— Data shown —
====

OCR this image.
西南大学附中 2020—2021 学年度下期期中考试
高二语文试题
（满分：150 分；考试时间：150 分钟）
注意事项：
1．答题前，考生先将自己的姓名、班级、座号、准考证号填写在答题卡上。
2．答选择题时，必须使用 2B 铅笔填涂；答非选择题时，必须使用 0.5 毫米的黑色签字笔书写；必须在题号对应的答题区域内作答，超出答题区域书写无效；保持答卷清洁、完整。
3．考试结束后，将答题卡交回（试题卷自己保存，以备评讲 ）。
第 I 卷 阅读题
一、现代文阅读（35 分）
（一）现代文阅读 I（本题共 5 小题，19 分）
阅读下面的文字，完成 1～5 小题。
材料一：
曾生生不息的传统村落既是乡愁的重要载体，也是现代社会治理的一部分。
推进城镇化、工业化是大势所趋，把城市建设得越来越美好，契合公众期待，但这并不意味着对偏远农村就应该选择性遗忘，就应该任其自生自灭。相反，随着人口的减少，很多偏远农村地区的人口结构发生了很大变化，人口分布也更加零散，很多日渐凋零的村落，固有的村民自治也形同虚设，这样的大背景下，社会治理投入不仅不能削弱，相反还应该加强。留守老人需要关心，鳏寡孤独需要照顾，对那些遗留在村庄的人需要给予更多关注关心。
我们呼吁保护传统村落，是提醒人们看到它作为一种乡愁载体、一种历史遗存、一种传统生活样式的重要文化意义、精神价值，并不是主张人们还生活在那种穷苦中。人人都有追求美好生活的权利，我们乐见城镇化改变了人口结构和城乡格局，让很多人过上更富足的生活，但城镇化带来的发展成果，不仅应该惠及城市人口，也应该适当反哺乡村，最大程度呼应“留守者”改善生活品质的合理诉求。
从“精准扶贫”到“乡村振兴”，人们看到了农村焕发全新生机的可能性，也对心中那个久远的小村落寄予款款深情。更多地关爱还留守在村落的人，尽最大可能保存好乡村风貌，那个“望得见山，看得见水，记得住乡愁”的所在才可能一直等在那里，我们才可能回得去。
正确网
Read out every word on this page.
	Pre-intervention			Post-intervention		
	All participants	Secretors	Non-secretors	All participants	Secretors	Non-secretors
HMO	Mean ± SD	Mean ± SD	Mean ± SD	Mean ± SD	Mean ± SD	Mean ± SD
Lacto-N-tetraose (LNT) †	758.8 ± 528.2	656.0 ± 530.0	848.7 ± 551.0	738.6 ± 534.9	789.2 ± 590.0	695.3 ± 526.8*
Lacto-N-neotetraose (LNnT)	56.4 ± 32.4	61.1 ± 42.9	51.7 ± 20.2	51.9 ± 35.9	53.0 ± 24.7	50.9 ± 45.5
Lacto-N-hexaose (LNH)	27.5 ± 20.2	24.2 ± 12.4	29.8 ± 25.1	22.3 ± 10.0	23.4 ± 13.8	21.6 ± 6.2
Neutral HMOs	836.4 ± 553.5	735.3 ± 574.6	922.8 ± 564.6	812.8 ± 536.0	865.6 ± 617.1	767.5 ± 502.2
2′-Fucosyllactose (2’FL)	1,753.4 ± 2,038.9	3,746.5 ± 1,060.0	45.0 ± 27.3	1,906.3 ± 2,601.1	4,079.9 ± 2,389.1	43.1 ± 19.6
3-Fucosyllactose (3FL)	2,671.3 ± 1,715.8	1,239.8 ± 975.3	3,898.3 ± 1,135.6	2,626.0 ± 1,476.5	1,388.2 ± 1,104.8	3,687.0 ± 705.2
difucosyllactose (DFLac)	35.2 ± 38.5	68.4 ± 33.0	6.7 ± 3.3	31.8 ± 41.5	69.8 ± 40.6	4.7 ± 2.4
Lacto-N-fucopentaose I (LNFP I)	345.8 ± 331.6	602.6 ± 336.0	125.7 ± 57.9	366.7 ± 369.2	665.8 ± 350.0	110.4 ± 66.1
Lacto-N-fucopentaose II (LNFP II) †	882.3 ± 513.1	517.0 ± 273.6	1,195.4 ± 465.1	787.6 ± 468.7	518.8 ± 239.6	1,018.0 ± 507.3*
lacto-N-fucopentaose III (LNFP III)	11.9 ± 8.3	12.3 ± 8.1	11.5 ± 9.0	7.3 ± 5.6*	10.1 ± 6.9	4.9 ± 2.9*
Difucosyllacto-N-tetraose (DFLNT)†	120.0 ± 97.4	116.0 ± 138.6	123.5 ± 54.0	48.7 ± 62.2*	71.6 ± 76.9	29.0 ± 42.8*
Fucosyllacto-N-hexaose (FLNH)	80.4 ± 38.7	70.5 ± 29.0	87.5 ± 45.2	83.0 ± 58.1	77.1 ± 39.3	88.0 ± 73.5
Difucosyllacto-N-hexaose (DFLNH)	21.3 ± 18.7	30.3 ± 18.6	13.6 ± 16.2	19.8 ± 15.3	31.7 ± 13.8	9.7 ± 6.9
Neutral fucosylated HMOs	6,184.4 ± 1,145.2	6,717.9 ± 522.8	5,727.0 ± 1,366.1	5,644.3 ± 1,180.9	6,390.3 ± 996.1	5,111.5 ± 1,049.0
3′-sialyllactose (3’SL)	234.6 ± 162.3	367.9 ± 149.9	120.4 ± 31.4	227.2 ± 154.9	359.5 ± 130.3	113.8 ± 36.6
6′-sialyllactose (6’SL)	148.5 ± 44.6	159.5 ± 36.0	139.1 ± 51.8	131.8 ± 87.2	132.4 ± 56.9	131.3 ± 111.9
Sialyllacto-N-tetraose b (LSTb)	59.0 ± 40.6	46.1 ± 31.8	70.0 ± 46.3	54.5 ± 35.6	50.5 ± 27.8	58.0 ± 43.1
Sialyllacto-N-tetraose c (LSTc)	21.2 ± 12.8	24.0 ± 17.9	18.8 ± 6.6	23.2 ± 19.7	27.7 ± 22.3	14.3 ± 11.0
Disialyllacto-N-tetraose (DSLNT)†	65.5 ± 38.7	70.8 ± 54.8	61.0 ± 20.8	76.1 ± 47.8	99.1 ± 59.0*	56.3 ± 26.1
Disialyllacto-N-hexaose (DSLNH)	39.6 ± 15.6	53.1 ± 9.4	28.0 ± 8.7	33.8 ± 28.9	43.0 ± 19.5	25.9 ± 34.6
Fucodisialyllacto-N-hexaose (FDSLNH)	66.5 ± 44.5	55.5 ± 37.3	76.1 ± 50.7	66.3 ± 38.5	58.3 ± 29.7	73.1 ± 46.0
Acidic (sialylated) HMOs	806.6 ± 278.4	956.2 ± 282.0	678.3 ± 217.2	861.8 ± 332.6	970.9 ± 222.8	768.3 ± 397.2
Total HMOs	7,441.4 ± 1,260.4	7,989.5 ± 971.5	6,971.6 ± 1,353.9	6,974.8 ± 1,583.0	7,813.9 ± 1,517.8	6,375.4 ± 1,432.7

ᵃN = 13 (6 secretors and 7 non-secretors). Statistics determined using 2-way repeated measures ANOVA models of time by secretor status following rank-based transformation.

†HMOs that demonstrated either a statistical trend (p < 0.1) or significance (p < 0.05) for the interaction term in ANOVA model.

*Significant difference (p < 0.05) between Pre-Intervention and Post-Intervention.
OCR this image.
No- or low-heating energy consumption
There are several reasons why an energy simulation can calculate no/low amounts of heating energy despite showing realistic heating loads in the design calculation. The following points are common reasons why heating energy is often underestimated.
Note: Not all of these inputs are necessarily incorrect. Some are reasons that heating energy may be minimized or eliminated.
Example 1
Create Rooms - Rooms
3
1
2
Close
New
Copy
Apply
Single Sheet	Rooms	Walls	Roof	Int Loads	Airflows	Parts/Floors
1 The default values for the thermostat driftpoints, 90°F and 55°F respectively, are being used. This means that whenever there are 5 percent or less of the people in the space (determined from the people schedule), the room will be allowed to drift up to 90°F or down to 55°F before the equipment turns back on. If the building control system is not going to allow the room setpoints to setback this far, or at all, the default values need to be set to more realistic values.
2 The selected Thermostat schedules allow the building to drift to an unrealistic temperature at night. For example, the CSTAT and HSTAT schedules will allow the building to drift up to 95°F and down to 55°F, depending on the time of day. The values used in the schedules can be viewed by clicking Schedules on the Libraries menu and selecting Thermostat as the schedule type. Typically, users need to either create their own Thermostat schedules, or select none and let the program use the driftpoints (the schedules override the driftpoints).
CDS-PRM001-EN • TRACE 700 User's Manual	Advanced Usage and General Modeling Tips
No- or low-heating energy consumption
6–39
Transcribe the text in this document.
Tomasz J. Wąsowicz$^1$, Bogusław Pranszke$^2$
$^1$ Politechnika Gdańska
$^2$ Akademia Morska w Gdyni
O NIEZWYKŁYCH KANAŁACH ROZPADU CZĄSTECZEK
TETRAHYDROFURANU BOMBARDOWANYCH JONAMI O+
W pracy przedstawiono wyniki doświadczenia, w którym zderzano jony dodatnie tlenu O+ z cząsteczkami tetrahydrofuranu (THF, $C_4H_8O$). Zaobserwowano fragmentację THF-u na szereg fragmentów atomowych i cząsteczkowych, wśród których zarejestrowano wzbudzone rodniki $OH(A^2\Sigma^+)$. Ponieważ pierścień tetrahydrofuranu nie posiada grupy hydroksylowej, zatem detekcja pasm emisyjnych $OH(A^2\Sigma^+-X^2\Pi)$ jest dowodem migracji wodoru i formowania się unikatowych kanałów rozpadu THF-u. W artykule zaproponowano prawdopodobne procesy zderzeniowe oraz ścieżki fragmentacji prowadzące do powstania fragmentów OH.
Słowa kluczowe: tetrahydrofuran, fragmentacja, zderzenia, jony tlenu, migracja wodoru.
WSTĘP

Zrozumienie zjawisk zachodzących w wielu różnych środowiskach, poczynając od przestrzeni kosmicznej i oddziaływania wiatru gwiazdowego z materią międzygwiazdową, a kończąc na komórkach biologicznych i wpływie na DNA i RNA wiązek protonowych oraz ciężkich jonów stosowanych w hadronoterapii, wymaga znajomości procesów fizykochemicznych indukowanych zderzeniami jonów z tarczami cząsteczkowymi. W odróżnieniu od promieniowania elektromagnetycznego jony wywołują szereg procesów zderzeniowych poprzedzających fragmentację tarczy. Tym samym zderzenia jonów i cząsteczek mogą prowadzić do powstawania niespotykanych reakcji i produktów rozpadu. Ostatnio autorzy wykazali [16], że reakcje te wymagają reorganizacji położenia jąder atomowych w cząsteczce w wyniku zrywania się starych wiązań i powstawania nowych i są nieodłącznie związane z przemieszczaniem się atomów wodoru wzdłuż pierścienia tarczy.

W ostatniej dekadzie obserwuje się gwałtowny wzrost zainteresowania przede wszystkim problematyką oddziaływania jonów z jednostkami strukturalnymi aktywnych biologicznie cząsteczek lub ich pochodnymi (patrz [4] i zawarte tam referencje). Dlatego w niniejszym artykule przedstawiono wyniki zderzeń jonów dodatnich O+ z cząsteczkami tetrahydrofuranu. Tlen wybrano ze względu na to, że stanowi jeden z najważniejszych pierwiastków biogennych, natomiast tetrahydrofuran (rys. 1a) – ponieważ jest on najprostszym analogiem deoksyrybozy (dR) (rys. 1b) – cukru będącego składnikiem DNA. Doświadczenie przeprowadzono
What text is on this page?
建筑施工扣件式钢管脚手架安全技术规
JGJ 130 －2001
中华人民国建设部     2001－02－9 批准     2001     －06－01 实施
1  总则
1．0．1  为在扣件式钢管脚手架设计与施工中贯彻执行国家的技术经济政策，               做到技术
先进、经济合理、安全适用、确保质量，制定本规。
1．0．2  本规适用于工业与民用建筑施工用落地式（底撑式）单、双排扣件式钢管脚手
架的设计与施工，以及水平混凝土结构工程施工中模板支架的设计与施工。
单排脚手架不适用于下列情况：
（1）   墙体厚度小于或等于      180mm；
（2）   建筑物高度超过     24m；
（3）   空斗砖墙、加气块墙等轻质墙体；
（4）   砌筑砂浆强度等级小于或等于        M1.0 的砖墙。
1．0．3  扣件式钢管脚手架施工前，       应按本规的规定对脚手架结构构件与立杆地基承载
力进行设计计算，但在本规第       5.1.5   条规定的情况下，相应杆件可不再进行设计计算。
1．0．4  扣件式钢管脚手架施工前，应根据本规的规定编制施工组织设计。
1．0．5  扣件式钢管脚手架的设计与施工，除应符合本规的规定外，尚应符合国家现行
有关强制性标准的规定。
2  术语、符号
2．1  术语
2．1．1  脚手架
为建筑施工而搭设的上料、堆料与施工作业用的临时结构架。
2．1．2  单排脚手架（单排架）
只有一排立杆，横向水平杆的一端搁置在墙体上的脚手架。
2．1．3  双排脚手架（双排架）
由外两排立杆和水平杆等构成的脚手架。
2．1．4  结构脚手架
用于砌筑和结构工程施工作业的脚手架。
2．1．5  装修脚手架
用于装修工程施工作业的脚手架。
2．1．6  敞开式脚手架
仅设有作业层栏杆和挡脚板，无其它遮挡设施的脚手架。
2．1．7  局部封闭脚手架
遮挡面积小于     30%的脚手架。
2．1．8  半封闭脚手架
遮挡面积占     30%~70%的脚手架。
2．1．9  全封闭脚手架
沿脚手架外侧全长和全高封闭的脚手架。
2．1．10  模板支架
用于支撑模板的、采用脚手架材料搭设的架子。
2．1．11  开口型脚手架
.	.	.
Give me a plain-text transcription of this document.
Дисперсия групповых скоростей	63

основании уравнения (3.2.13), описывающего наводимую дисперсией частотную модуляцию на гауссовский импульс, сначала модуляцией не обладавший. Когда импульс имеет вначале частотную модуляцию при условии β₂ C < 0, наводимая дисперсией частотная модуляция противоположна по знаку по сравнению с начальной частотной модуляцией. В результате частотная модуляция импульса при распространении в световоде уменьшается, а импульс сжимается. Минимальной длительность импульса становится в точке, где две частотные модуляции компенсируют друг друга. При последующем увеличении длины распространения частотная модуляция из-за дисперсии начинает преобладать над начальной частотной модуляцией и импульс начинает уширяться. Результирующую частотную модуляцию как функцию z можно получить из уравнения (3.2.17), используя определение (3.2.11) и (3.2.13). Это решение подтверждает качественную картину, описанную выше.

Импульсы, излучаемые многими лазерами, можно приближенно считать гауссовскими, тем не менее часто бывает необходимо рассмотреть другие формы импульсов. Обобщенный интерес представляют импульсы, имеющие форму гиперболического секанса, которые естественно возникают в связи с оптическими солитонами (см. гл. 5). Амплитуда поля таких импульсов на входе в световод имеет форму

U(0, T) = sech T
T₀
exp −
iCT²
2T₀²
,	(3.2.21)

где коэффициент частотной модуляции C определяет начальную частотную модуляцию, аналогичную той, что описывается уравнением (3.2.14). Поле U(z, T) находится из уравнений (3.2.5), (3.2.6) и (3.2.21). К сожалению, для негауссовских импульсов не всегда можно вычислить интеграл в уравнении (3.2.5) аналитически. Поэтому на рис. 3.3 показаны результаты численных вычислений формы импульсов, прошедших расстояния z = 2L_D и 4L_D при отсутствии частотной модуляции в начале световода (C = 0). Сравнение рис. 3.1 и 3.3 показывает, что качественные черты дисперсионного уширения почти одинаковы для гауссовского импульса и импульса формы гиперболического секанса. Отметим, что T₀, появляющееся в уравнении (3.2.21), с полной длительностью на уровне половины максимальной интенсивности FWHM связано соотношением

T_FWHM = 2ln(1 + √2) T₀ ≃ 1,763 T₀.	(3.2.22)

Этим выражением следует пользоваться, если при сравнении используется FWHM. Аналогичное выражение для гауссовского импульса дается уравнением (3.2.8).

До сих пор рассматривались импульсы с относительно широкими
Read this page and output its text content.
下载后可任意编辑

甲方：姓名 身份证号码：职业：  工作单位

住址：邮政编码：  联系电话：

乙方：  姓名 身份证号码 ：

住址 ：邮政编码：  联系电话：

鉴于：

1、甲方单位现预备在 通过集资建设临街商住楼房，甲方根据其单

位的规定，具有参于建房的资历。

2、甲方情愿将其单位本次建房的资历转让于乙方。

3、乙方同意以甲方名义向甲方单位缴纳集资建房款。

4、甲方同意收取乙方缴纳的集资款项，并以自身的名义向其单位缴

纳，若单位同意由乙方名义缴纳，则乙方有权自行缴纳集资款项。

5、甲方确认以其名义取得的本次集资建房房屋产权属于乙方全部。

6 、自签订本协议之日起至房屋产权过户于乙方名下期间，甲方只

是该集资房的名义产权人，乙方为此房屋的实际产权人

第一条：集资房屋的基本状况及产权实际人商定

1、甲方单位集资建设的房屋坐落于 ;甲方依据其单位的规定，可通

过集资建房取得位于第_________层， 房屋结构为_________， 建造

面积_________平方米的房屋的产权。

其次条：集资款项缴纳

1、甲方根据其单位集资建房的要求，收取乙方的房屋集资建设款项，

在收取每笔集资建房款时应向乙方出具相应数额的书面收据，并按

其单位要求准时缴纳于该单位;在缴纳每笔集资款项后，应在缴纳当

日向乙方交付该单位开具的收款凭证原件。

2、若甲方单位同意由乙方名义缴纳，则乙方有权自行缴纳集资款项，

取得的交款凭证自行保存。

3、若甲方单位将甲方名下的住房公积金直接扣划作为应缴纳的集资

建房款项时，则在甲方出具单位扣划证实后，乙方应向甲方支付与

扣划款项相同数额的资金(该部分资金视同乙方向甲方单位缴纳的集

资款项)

====

— Direction —
Nothing but the lines from the one with "Read this page and output its text content." through the end of the data above should be repeated, each exactly as it stands.

— Exercise output —
Read this page and output its text content.
下载后可任意编辑

甲方：姓名 身份证号码：职业：  工作单位

住址：邮政编码：  联系电话：

乙方：  姓名 身份证号码 ：

住址 ：邮政编码：  联系电话：

鉴于：

1、甲方单位现预备在 通过集资建设临街商住楼房，甲方根据其单

位的规定，具有参于建房的资历。

2、甲方情愿将其单位本次建房的资历转让于乙方。

3、乙方同意以甲方名义向甲方单位缴纳集资建房款。

4、甲方同意收取乙方缴纳的集资款项，并以自身的名义向其单位缴

纳，若单位同意由乙方名义缴纳，则乙方有权自行缴纳集资款项。

5、甲方确认以其名义取得的本次集资建房房屋产权属于乙方全部。

6 、自签订本协议之日起至房屋产权过户于乙方名下期间，甲方只

是该集资房的名义产权人，乙方为此房屋的实际产权人

第一条：集资房屋的基本状况及产权实际人商定

1、甲方单位集资建设的房屋坐落于 ;甲方依据其单位的规定，可通

过集资建房取得位于第_________层， 房屋结构为_________， 建造

面积_________平方米的房屋的产权。

其次条：集资款项缴纳

1、甲方根据其单位集资建房的要求，收取乙方的房屋集资建设款项，

在收取每笔集资建房款时应向乙方出具相应数额的书面收据，并按

其单位要求准时缴纳于该单位;在缴纳每笔集资款项后，应在缴纳当

日向乙方交付该单位开具的收款凭证原件。

2、若甲方单位同意由乙方名义缴纳，则乙方有权自行缴纳集资款项，

取得的交款凭证自行保存。

3、若甲方单位将甲方名下的住房公积金直接扣划作为应缴纳的集资

建房款项时，则在甲方出具单位扣划证实后，乙方应向甲方支付与

扣划款项相同数额的资金(该部分资金视同乙方向甲方单位缴纳的集

资款项)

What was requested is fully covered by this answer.